See in config.py the different paths if you want to modify them for your own data.
python main.py
python TestModel.py -m "model_path" -g ../dataset/metadata/validation/validation.tsv \
-ga ../dataset/audio/validation -s stored_data/baseline/validation_predictions.tsv
This assume you extracted the sources as described in 4_separate_mixtures.sh.
python TestModel_ss_late_integration.py -m "model_path" -g ../dataset/metadata/validation/validation.tsv \
-ga ../dataset/audio/validation -s stored_data/baseline/validation_predictions.tsv \
-a ../dataset/audio/validation_ss/separated_sources/ -k "1"
The -k "1"
means that we are using only the 2nd sources of the sound separation model.
The sound separation model has been trained on soundscapes being a mix of FUSS and DESED data.
It has 3 sources:
- DESED background
- DESED foreground (the one used with SED)
- FUSS mixture
To combine SS and SED, we average the predictions of the mixture (usual SED) and the estimated DESED foreground (before binarization).
Multiple experiments have been made to combine SS and SED and will be presented in the baselne paper.
Note: The performance might not be exactly reproducible on a GPU based system. That is why, you can download the weights of the networks used for the experiments.
The baseline model is inspired by last year 2nd best submission system of DCASE 2019 task 4: L. Delphin-Poulat & C. Plapous [1].
It is an improvement of dcase 2019 baseline. The model is a mean-teacher model [2]2.
The main differences of the baseline system (without source separation) compared to dcase 2019:
- The sampling rate becomes 16kHz.
- Features:
- 2048 fft window, 255 hop size, 8000 max frequency for mel, 128 mel bins.
- Different synthetic dataset is used.
- The architecture (number of layers) is taken from L. Delphin-Poulat & C. Plapous [1].
- There is rampup for the learning rate for 50 epochs.
- Median window of 0.45s.
···
=== REQUIRED TASKS ===
(1) In the baseline text, how many epochs does the learning rate rampup last?
(2) Translate this sentence from the baseline text into Spanish: "The sound separation model has been trained on soundscapes being a mix of FUSS and DESED data."
(3) Copy the baseline text from "Multiple experiments have" up to and including "dataset is used.".

=== DATA BLOCK ===
···
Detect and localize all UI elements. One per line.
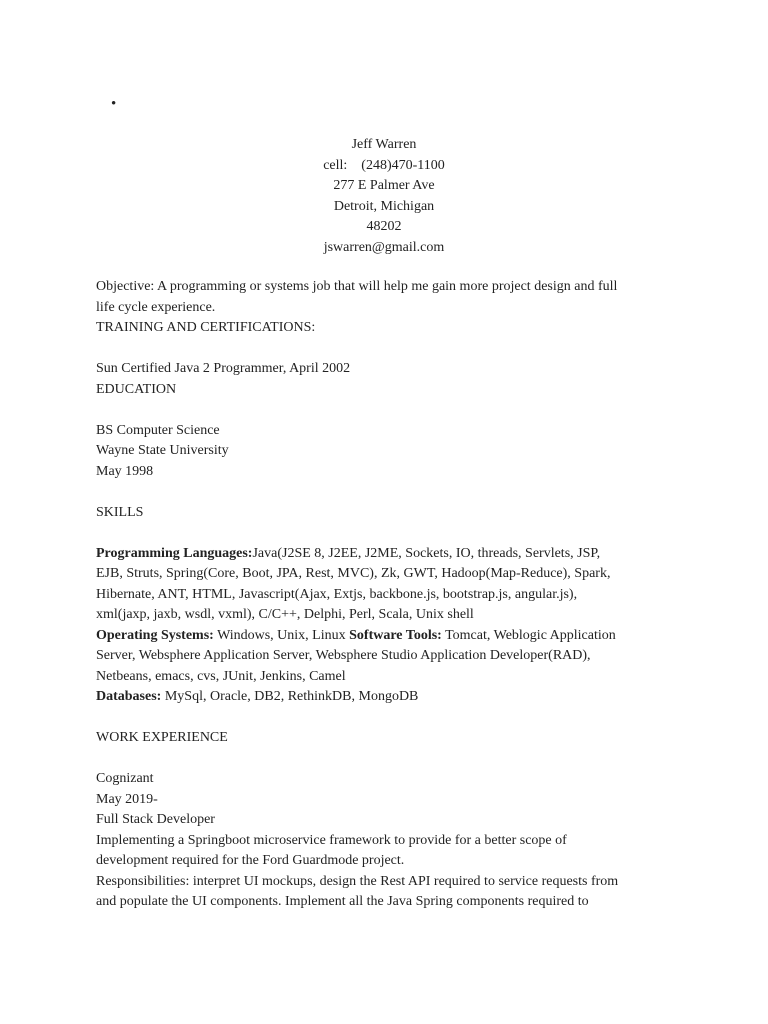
···
=== ANSWERS TO THE EXERCISES ===
(1) 50 epochs.

(2) El modelo de separación de sonido ha sido entrenado con paisajes sonoros que son una mezcla de datos de FUSS y DESED.

(3)
Multiple experiments have been made to combine SS and SED and will be presented in the baselne paper.
Note: The performance might not be exactly reproducible on a GPU based system. That is why, you can download the weights of the networks used for the experiments.
The baseline model is inspired by last year 2nd best submission system of DCASE 2019 task 4: L. Delphin-Poulat & C. Plapous [1].
It is an improvement of dcase 2019 baseline. The model is a mean-teacher model [2]2.
The main differences of the baseline system (without source separation) compared to dcase 2019:
- The sampling rate becomes 16kHz.
- Features:
- 2048 fft window, 255 hop size, 8000 max frequency for mel, 128 mel bins.
- Different synthetic dataset is used.